**Directive A**.
Answer these questions about the summary on multifactor authentication with issued checks:
(i) What two kinds of features is the summary not intended to identify?
(ii) Which two authentication features does the text give as examples of what the agent on the user device can extract from the authentication check?
(iii) What is not required for authentication when checks issued and registered by the entity are used?

**Text shown**.
========================

This summary is provided to introduce a selection of concepts in a simplified form that are further described below in the detailed description. This summary is not intended to identify key features or essential features of the claimed subject matter, nor is it intended to be used in isolation as an aid in determining the scope of the claimed subject matter.
Embodiments of the technology described herein are directed towards providing multifactor authentication for enabling access to a secure application where multiple factors are utilized during a single login or authentication event. In some embodiments, the present technology leverages an issued check leaf signed by the user requesting secure access as a multifactor authentication mechanism that combines a unique identifier that is not generated by the requesting device as well as biometric information associated with the user of the user of the requesting device.
According to some embodiments, a user device can receive a request to access a secure application associated with an entity. Based on an indication that a credential exchange has been verified, an entity security application can provide a multifactor authentication request to the user device. In response to the multifactor authentication request, an authentication check can be scanned by the user device. An agent running on the user device can extract one or more authentication features from the authentication check, for example an identification indicator associated with the authentication check and a signature of a user. The agent can subsequently send the extracted authentication elements or features to the entity security application which can perform validation and/or verification of the extracted authentication features. Access to the secure application via the user device can be enabled based on a successful validation and/or verification of the authentication features. Accordingly, through the use of authentication checks issued and registered by an entity providing access to a secure application, no additional enrollment is required for authentication and multifactor authentication can be accomplished in a single event, rather than multiple stages. In this way an improvement in authentication technology on a user device is realized through the use of multifactor authentication utilizing issued checks.

========================

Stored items
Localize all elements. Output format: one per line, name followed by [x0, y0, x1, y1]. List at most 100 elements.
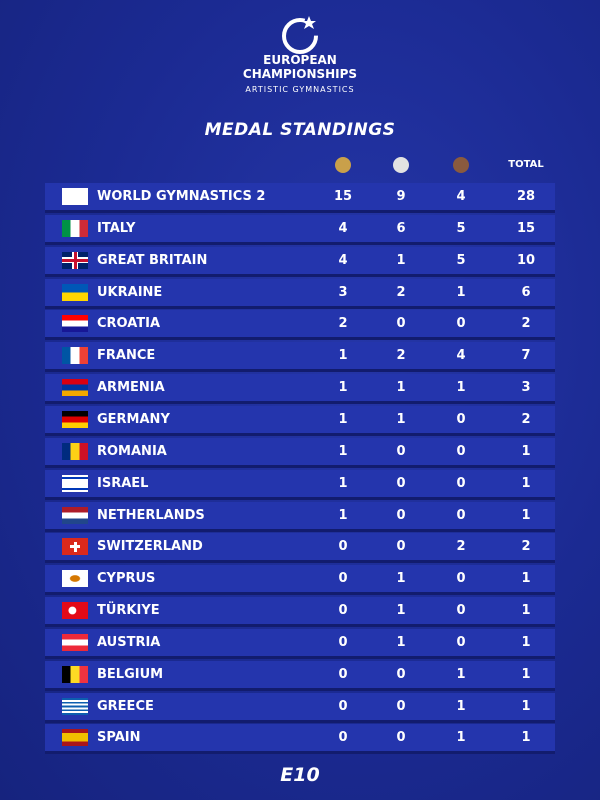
table-row: UKRAINE 3 2 1 6	[45, 278, 555, 306]
gold-count: 1	[338, 507, 348, 523]
country-name: SPAIN	[97, 730, 141, 746]
country-name: ARMENIA	[97, 380, 165, 396]
total-count: 1	[521, 475, 531, 491]
gold-icon	[335, 157, 351, 173]
bronze-count: 1	[456, 284, 466, 300]
country-name: UKRAINE	[97, 284, 163, 300]
flag	[62, 602, 88, 620]
gold-count: 4	[338, 220, 348, 236]
flag	[62, 570, 88, 588]
silver-count: 2	[396, 284, 406, 300]
logo-line: ARTISTIC GYMNASTICS	[245, 85, 355, 94]
country-name: TÜRKIYE	[97, 603, 160, 619]
silver-count: 0	[396, 698, 406, 714]
country-name: SWITZERLAND	[97, 539, 203, 555]
bronze-count: 2	[456, 539, 466, 555]
silver-count: 0	[396, 666, 406, 682]
bronze-count: 0	[456, 603, 466, 619]
table-row: ITALY 4 6 5 15	[45, 214, 555, 242]
silver-count: 1	[396, 603, 406, 619]
flag	[62, 697, 88, 715]
table-row: ROMANIA 1 0 0 1	[45, 437, 555, 465]
silver-count: 0	[396, 475, 406, 491]
total-count: 1	[521, 634, 531, 650]
silver-icon	[393, 157, 409, 173]
table-row: BELGIUM 0 0 1 1	[45, 660, 555, 688]
gold-count: 1	[338, 475, 348, 491]
flag	[62, 442, 88, 460]
table-row: WORLD GYMNASTICS 2 15 9 4 28	[45, 183, 555, 210]
total-count: 1	[521, 666, 531, 682]
bronze-count: 5	[456, 220, 466, 236]
country-name: WORLD GYMNASTICS 2	[97, 189, 266, 204]
silver-count: 1	[396, 411, 406, 427]
flag	[62, 633, 88, 651]
total-count: 7	[521, 348, 531, 364]
table-row: SPAIN 0 0 1 1	[45, 724, 555, 752]
country-name: BELGIUM	[97, 666, 164, 682]
flag	[62, 729, 88, 747]
flag	[62, 665, 88, 683]
total-count: 1	[521, 698, 531, 714]
table-row: SWITZERLAND 0 0 2 2	[45, 533, 555, 561]
gold-count: 3	[338, 284, 348, 300]
bronze-count: 0	[456, 634, 466, 650]
bronze-count: 1	[456, 666, 466, 682]
silver-count: 0	[396, 507, 406, 523]
bronze-count: 0	[456, 507, 466, 523]
bronze-count: 4	[456, 189, 466, 204]
country-name: CROATIA	[97, 316, 161, 332]
bronze-count: 0	[456, 475, 466, 491]
table-row: CYPRUS 0 1 0 1	[45, 565, 555, 593]
silver-count: 1	[396, 571, 406, 587]
total-count: 10	[516, 252, 536, 268]
table-row: ARMENIA 1 1 1 3	[45, 374, 555, 402]
gold-count: 0	[338, 603, 348, 619]
gold-count: 0	[338, 634, 348, 650]
logo-line: CHAMPIONSHIPS	[242, 67, 358, 81]
total-count: 1	[521, 571, 531, 587]
table-row: TÜRKIYE 0 1 0 1	[45, 597, 555, 625]
flag	[62, 379, 88, 397]
total-count: 1	[521, 507, 531, 523]
bronze-count: 1	[456, 380, 466, 396]
total-count: 3	[521, 380, 531, 396]
total-count: 2	[521, 316, 531, 332]
silver-count: 9	[396, 189, 406, 204]
bronze-count: 1	[456, 698, 466, 714]
total-count: 1	[521, 730, 531, 746]
flag	[62, 347, 88, 365]
table-row: GERMANY 1 1 0 2	[45, 405, 555, 433]
silver-count: 1	[396, 380, 406, 396]
bronze-count: 0	[456, 443, 466, 459]
table-row: AUSTRIA 0 1 0 1	[45, 628, 555, 656]
gold-count: 0	[338, 730, 348, 746]
table-row: CROATIA 2 0 0 2	[45, 310, 555, 338]
bronze-count: 4	[456, 348, 466, 364]
gold-count: 1	[338, 411, 348, 427]
logo-line: EUROPEAN	[263, 53, 337, 67]
flag	[62, 219, 88, 237]
table-row: NETHERLANDS 1 0 0 1	[45, 501, 555, 529]
bronze-count: 0	[456, 411, 466, 427]
country-name: GREECE	[97, 698, 154, 714]
total-count: 6	[521, 284, 531, 300]
gold-count: 0	[338, 539, 348, 555]
total-count: 2	[521, 411, 531, 427]
country-name: ISRAEL	[97, 475, 149, 491]
silver-count: 6	[396, 220, 406, 236]
gold-count: 0	[338, 571, 348, 587]
bronze-count: 1	[456, 730, 466, 746]
silver-count: 0	[396, 539, 406, 555]
country-name: NETHERLANDS	[97, 507, 205, 523]
gold-count: 2	[338, 316, 348, 332]
bronze-icon	[453, 157, 469, 173]
country-name: CYPRUS	[97, 571, 156, 587]
country-name: FRANCE	[97, 348, 156, 364]
footer-logo: E10	[280, 764, 320, 786]
silver-count: 0	[396, 316, 406, 332]
bronze-count: 0	[456, 571, 466, 587]
gold-count: 1	[338, 443, 348, 459]
total-header: TOTAL	[508, 159, 544, 170]
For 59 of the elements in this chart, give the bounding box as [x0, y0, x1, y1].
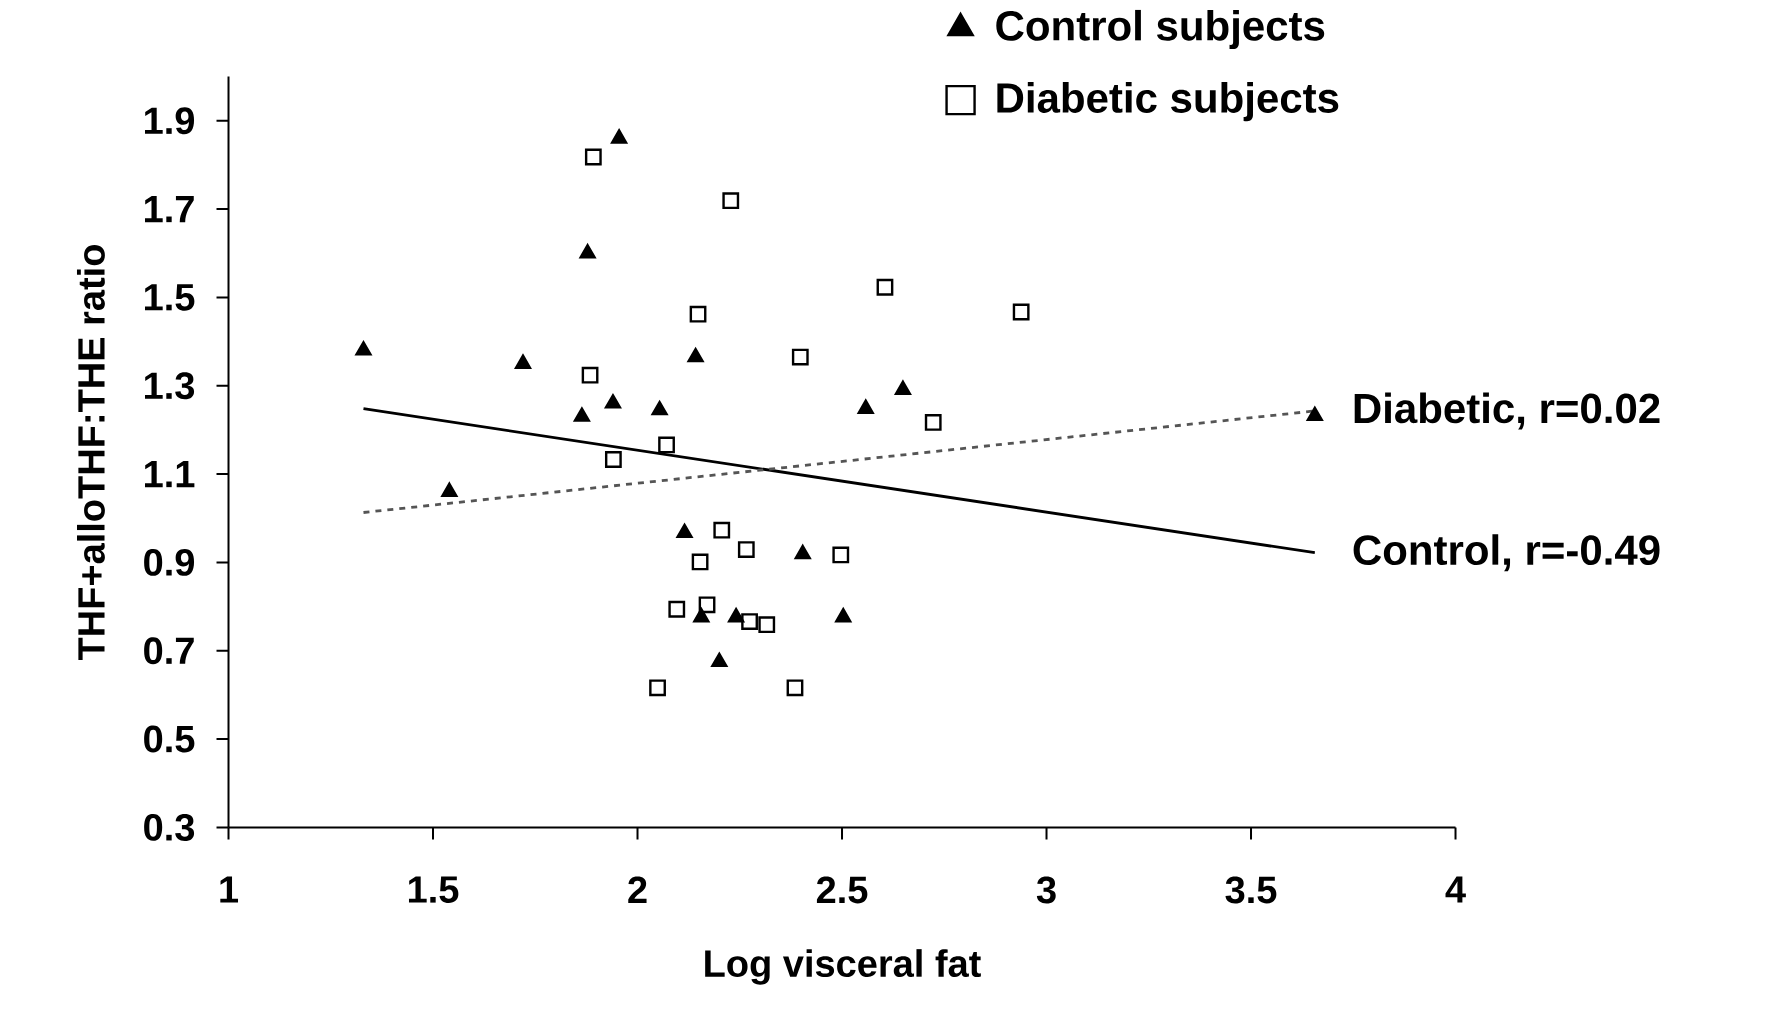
point — [698, 596, 716, 614]
point — [610, 129, 628, 144]
point — [794, 544, 811, 560]
x-tick-label: 4 — [1445, 876, 1466, 903]
point — [651, 400, 668, 416]
point — [924, 414, 942, 431]
point — [894, 380, 912, 395]
x-tick-label: 2.5 — [816, 876, 868, 904]
point — [584, 148, 602, 166]
point — [722, 192, 740, 210]
y-tick-label: 0.7 — [144, 637, 194, 665]
point — [604, 394, 622, 409]
point — [676, 523, 693, 539]
point — [514, 354, 532, 369]
point — [737, 541, 755, 558]
x-tick-label: 3 — [1036, 876, 1056, 904]
x-tick-label: 3.5 — [1225, 876, 1277, 904]
point — [786, 679, 804, 697]
point — [658, 436, 675, 454]
y-tick-label: 0.3 — [144, 813, 195, 841]
y-tick-label: 1.5 — [145, 284, 195, 311]
x-tick-label: 1 — [220, 876, 239, 903]
x-tick-label: 1.5 — [408, 876, 459, 903]
point — [835, 607, 852, 623]
point — [832, 546, 850, 564]
y-tick-label: 1.3 — [145, 372, 195, 400]
x-tick-label: 2 — [628, 876, 647, 903]
series-label: Diabetic, r=0.02 — [1354, 392, 1660, 430]
point — [573, 407, 591, 422]
point — [857, 399, 874, 414]
point — [711, 652, 728, 667]
y-axis-title: THF+alloTHF:THE ratio — [76, 245, 105, 661]
y-tick-label: 0.9 — [144, 548, 195, 576]
point — [687, 347, 704, 363]
y-tick-label: 0.5 — [144, 725, 195, 753]
y-tick-label: 1.9 — [145, 107, 195, 135]
point — [876, 278, 894, 296]
point — [791, 348, 809, 366]
point — [441, 482, 458, 497]
point — [355, 341, 372, 356]
point — [741, 613, 758, 630]
legend-label: Diabetic subjects — [997, 82, 1339, 122]
y-tick-label: 1.7 — [145, 196, 194, 223]
point — [604, 451, 622, 468]
point — [1306, 406, 1323, 421]
point — [727, 607, 745, 623]
series-label: Control, r=-0.49 — [1353, 534, 1660, 572]
point — [758, 616, 776, 634]
point — [1012, 303, 1030, 321]
point — [668, 600, 686, 618]
point — [713, 521, 731, 539]
y-tick-label: 1.1 — [145, 461, 195, 488]
legend-label: Control subjects — [996, 9, 1325, 50]
point — [689, 305, 707, 323]
x-axis-title: Log visceral fat — [705, 949, 981, 985]
point — [691, 553, 709, 571]
point — [579, 244, 596, 259]
point — [581, 366, 599, 384]
point — [649, 679, 666, 697]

========================

**Directive B**.
Arrange the stored-item rows from the line containing "table-row: UKRAINE 3" up to and including the line containing "85, 355, 94]" as a Markdown table with the columns Index and Content, leaving out blank lines.

**Complete answer A**.
(i) Key features or essential features of the claimed subject matter.
(ii) An identification indicator associated with the authentication check and a signature of a user.
(iii) Additional enrollment.

**Complete answer B**.
| Index | Content |
|---|---|
| 1 | table-row: UKRAINE 3 2 1 6	[45, 278, 555, 306] |
| 2 | gold-count: 1	[338, 507, 348, 523] |
| 3 | country-name: SPAIN	[97, 730, 141, 746] |
| 4 | country-name: ARMENIA	[97, 380, 165, 396] |
| 5 | total-count: 1	[521, 475, 531, 491] |
| 6 | gold-icon	[335, 157, 351, 173] |
| 7 | bronze-count: 1	[456, 284, 466, 300] |
| 8 | country-name: UKRAINE	[97, 284, 163, 300] |
| 9 | flag	[62, 602, 88, 620] |
| 10 | gold-count: 4	[338, 220, 348, 236] |
| 11 | flag	[62, 570, 88, 588] |
| 12 | silver-count: 2	[396, 284, 406, 300] |
| 13 | logo-line: ARTISTIC GYMNASTICS	[245, 85, 355, 94] |